Supplied passage:
# ETL/ELT Pipeline - db-16

Flood Risk Assessment Database ETL pipeline for FEMA, NOAA, USGS, and NASA data sources.

## Setup and Configuration

In [None]:
import sys
from pathlib import Path
import pandas as pd
import numpy as np
from datetime import datetime, timedelta
import json
import logging
import requests

logging.basicConfig(level=logging.INFO)
logger = logging.getLogger('etl_pipeline')

# Configuration
DB_NUM = 16
DB_NAME = 'db16'
BASE_DIR = Path('.').parent
DATA_DIR = BASE_DIR / 'data'
print(f'ETL Pipeline for db-{DB_NUM}')
print(f'Base directory: {BASE_DIR}')

## Extract Phase

### FEMA National Flood Hazard Layer

In [None]:
# FEMA Flood Map API
# Documentation: https://www.fema.gov/flood-maps/tools-resources/flood-map-products/national-flood-hazard-layer
FEMA_API_BASE = 'https://hazards.fema.gov/gis/nfhl/rest/services'

def extract_fema_flood_zones(state_fips, max_records=1000):
    """Extract FEMA flood zone data for a state."""

Exercise details:
Pick up the flood risk ETL pipeline notebook where it stops and write its next part.

Records excerpted from a collection:

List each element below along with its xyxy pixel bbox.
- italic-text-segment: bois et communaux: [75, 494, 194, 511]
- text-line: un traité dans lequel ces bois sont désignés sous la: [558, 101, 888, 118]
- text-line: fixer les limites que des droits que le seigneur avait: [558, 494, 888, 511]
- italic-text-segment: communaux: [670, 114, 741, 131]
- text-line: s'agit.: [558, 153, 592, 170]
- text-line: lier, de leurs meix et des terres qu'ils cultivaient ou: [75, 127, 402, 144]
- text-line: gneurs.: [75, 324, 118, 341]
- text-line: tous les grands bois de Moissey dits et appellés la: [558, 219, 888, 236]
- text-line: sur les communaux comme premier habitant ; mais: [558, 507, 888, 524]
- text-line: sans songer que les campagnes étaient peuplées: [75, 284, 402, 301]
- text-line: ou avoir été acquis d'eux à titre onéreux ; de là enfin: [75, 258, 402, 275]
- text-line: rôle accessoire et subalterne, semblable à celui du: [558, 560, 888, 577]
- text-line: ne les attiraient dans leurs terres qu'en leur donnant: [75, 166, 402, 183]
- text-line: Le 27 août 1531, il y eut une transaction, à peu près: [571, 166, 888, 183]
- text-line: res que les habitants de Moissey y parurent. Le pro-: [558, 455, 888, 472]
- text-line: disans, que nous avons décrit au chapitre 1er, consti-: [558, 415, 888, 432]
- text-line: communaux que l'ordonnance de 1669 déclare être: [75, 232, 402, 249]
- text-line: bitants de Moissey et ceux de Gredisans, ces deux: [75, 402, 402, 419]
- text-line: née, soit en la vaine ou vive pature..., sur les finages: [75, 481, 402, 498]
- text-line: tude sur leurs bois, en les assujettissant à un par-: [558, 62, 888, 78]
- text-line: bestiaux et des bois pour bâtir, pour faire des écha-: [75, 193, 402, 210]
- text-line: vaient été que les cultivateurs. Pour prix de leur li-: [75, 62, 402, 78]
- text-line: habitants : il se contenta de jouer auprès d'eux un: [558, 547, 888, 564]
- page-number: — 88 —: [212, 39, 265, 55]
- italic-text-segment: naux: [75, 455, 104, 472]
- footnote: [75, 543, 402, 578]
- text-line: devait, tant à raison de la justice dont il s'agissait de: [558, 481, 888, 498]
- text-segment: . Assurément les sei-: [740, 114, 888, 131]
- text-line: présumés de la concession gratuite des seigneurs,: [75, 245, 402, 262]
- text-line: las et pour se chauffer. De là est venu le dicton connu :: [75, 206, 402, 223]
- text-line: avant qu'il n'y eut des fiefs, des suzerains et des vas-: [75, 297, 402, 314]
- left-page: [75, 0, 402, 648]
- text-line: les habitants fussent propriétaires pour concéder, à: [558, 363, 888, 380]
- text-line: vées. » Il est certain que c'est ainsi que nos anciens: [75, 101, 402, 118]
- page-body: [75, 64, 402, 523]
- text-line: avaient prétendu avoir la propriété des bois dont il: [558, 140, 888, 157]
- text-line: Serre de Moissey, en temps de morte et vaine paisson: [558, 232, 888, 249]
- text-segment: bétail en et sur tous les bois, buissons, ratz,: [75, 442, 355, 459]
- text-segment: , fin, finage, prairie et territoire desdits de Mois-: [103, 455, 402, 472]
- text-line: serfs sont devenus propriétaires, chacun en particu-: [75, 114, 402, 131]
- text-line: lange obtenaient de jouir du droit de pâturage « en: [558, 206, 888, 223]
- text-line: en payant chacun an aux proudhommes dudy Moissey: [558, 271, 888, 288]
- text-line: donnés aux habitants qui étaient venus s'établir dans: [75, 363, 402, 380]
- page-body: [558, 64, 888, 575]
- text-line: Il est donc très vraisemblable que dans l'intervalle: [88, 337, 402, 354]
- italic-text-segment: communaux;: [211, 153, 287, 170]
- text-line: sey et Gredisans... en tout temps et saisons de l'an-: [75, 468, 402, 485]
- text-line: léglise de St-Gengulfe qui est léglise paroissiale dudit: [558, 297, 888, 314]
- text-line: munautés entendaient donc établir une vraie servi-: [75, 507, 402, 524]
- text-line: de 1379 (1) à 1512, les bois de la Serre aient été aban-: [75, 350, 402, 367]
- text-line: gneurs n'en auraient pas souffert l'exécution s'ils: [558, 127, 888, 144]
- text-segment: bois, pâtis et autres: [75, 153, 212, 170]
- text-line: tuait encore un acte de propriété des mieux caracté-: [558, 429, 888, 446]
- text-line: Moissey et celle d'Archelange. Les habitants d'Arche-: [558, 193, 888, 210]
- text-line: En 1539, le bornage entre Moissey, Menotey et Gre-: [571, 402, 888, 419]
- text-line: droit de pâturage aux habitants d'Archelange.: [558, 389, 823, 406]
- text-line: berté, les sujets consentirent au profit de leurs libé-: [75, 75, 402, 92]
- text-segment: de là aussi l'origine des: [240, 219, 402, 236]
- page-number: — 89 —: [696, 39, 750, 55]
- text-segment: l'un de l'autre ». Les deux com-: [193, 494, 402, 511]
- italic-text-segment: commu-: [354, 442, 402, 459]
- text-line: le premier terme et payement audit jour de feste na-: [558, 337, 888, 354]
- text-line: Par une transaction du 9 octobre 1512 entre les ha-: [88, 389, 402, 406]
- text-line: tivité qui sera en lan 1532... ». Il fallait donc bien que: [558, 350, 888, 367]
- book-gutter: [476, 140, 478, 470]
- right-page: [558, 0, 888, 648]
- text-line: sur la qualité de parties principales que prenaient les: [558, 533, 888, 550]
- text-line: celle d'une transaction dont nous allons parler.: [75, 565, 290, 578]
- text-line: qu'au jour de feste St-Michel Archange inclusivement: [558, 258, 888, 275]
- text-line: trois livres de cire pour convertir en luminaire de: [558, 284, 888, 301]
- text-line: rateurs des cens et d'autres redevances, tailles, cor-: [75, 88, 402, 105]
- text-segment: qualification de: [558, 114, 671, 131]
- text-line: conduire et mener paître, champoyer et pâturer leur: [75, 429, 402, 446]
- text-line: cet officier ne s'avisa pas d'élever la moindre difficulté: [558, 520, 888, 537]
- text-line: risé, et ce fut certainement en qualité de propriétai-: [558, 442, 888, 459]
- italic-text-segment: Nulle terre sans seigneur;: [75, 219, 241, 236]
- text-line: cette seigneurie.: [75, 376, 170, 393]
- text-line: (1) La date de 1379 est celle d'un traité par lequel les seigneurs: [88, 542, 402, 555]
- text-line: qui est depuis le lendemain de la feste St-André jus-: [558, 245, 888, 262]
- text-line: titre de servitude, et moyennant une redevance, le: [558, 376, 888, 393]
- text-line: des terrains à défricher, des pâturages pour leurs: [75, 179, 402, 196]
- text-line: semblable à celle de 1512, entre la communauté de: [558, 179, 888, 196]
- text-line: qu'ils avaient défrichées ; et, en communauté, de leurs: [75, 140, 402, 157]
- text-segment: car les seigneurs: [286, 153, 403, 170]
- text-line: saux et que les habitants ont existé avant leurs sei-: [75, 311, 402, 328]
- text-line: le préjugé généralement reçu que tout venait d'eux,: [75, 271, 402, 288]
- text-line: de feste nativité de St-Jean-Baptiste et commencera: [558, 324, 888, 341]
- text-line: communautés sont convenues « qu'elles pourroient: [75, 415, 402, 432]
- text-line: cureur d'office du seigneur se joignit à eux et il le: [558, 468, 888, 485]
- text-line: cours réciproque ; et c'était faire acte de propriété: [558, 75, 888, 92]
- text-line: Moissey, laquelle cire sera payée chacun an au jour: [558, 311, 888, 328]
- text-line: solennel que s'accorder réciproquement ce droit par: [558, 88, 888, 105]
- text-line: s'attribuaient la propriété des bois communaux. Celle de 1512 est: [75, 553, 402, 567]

Answer section:
    url = f'{FEMA_API_BASE}/public/NFHL/MapServer/28/query'
    params = {
        'where': f"DFIRM_ID LIKE '{state_fips}%'",
        'outFields': '*',
        'f': 'json',
        'resultRecordCount': max_records
    }
    try:
        response = requests.get(url, params=params, timeout=30)
        if response.status_code == 200:
            data = response.json()
            features = data.get('features', [])
            logger.info(f'FEMA: Extracted {len(features)} features for {state_fips}')
            return features
    except Exception as e:
        logger.error(f'FEMA extraction error: {e}')
    return []

print('FEMA extraction function defined')

### NOAA Sea Level Rise

In [None]:
# NOAA CO-OPS API
# Documentation: https://api.tidesandcurrents.noaa.gov/api/prod/
NOAA_API_BASE = 'https://api.tidesandcurrents.noaa.gov/dpapi/prod/webapi'

def extract_noaa_sea_level_rise(station_id):
    """Extract NOAA sea level rise projections for a station."""
    url = f'{NOAA_API_BASE}/product/sltrends.json'
    params = {'station': station_id}
    try:
        response = requests.get(url, params=params, timeout=30)
        if response.status_code == 200:
            data = response.json()
            logger.info(f'NOAA: Extracted SLR data for station {station_id}')
            return data
    except Exception as e:
        logger.error(f'NOAA extraction error: {e}')
    return None

print('NOAA extraction function defined')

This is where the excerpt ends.